§ SOURCE EXCERPT
# # #

This surprise announcement eight months out from the election may have been made to discourage the Coalition from trying to push Gillard to the polls as an attack mechanism on her government and to take the heat out of ongoing speculation about a challenge to her leadership.

When Julia Gillard was replaced by Keven Rudd in a caucus ballot on 26 June 2013 it became his prerogative to choose when the election would be held.  On 4 August 2013 he set the federal election date as 7 September2013.

Limits to prime ministerial power

Electoral response to the prime minister’s performance is a significant determinant of prime ministerial power.  The leader is less likely to come under attack from within if a prime minister is performing well.  On the other hand, when a prime minister performs poorly in the polls the electoral prospects for the government are likely to be diminished (see p. 214 of the text book).  The impact of the polls on party leadership incumbency is discussed in the case study on pp. 222-224 of the text book.

# # #

§ ROWS
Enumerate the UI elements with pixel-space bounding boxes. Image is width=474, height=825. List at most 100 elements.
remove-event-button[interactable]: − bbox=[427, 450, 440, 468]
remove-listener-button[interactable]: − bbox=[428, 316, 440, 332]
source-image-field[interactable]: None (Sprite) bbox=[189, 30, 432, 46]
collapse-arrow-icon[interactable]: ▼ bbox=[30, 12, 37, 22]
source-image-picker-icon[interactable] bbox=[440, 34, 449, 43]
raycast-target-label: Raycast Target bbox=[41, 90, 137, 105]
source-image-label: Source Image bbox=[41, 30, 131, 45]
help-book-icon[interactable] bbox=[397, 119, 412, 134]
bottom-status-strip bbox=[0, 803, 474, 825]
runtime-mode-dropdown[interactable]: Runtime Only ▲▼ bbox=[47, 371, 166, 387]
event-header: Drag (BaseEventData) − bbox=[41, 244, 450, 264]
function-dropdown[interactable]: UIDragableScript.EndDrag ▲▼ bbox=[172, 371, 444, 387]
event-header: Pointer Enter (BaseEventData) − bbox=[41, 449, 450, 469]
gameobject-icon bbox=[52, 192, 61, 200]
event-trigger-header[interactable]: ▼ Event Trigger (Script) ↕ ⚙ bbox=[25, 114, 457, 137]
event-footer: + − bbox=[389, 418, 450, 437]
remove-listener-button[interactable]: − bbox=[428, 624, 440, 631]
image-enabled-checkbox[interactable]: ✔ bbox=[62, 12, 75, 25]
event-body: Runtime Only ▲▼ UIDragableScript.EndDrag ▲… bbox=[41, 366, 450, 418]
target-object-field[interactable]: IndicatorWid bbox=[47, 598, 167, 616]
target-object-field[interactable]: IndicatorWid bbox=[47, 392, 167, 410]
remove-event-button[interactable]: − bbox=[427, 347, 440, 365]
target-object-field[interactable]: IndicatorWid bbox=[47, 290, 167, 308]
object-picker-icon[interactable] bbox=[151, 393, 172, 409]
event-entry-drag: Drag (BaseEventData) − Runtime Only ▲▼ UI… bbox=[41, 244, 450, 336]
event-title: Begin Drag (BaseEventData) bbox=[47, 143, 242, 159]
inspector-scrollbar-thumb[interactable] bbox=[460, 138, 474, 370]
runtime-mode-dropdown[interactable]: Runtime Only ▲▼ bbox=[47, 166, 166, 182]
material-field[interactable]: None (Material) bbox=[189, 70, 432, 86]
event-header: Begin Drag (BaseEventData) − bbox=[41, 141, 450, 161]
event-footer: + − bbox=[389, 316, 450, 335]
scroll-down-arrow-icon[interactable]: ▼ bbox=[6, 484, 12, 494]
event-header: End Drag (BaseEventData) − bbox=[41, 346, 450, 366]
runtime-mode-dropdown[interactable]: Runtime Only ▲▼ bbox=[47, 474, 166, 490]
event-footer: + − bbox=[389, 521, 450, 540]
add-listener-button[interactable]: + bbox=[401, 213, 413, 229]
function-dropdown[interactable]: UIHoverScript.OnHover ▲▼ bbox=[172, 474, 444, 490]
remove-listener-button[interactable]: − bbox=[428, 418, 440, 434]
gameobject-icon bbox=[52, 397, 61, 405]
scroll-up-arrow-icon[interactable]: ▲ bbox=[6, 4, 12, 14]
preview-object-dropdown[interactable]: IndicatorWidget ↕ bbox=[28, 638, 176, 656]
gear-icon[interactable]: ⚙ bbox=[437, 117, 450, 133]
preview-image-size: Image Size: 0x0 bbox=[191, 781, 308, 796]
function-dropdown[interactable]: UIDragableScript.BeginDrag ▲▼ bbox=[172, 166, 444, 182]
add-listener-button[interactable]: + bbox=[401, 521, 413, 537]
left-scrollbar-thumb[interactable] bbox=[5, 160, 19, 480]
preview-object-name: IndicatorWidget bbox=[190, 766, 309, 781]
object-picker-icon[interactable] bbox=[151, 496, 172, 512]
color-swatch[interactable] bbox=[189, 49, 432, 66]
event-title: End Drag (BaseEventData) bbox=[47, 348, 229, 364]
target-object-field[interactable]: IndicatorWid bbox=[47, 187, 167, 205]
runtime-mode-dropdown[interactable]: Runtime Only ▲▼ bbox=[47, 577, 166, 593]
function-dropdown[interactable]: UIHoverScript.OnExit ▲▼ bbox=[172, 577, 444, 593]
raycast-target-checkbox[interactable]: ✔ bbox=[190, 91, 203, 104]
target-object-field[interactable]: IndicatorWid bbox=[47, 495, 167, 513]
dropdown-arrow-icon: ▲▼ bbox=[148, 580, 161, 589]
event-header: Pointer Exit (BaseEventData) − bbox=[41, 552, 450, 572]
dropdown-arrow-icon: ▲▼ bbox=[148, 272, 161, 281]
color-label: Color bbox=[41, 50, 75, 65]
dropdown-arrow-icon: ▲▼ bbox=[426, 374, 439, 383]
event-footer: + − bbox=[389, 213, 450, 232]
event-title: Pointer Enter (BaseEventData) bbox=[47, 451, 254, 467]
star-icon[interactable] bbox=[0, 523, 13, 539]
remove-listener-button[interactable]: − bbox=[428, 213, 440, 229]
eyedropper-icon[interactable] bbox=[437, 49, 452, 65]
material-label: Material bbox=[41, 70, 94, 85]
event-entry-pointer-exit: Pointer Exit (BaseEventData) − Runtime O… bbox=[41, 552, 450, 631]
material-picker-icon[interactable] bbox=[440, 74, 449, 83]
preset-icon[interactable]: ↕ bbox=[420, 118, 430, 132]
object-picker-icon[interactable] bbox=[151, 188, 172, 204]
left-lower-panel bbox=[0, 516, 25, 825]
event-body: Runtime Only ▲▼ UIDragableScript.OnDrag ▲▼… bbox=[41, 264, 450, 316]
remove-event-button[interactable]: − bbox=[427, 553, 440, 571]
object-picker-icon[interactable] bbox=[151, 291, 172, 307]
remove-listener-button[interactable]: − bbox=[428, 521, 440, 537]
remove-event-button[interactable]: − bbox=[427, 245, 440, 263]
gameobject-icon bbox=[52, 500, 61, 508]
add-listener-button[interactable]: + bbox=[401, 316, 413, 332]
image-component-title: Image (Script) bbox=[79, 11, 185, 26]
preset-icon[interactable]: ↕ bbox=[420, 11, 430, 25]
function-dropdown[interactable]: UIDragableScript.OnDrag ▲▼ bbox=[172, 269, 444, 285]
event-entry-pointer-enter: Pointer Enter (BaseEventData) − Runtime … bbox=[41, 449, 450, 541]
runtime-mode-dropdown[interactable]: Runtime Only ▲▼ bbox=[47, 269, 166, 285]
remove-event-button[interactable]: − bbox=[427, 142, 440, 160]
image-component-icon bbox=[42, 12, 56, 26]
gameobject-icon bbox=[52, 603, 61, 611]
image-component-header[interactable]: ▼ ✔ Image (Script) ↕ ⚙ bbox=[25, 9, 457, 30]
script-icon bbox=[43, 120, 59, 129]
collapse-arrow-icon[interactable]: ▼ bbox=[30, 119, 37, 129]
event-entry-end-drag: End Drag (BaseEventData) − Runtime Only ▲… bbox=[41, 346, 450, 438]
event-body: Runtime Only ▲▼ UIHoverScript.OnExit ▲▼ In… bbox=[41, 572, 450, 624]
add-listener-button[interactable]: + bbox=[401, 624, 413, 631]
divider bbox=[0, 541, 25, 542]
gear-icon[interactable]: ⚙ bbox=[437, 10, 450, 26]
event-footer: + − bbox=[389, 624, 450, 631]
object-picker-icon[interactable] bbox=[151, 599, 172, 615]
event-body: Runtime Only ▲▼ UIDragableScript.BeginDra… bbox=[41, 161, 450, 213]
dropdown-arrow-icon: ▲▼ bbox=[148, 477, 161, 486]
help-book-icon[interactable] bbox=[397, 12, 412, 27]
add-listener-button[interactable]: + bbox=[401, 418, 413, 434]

# # #

§ PROBLEMS
1. Answer these questions from the excerpt on prime ministerial power:
(a) On what date was Julia Gillard replaced in a caucus ballot?
(b) On what date did Rudd set the federal election date?
(c) What does the excerpt call a significant determinant of prime ministerial power?
2. Resume the excerpt on prime ministerial power, picking up after its final sentence.

§ EXERCISE RESPONSES
1.
(a) 26 June 2013
(b) 4 August 2013
(c) Electoral response to the prime minister's performance

2.
Poor performance in the polls was the reason why Julia Gillard was replaced by the Labor caucus so close to her chosen date for the federal election.   A Newspoll taken 17-19 May 2013 placed the Coalition at 46 per cent ahead of Labor’s 31 per cent.  the two-party preferred difference was 56 per cent to the Coalition with Labor well behind at 44 per cent (www.newspoll.com.au).  A Morgan poll taken 11-12 June 2013 found that Rudd was preferred as Labor leader by 33 per cent of respondents compared to Gillard’s 14 per cent (www.roymorgan.com/findings/preferred-leader-alp-l-np-june20134-201306130530.  As we saw above, a majority of the Labor caucus voted on 26 June 2013 to replace Gillard with Rudd.  One reason why Labor MPs voted for Rudd was because they thought the party would do better under his leadership at the forthcoming election because he was more popular with the electorate than Gillard.  This included senior ministers Bill Shorten and Penny Wong who switched their support from Gillard to Rudd for that reason.  Rudd said ‘many, many MPs have requested me for a long, long time to contest the leadership of the party because of the parlous circumstances we now face…we are on course for a catastrophic defeat unless there is change’ (www.abc.net.au/news/2013-06-26/gillard-calls-spill-after-rudd-backers-move-against-her/4783136.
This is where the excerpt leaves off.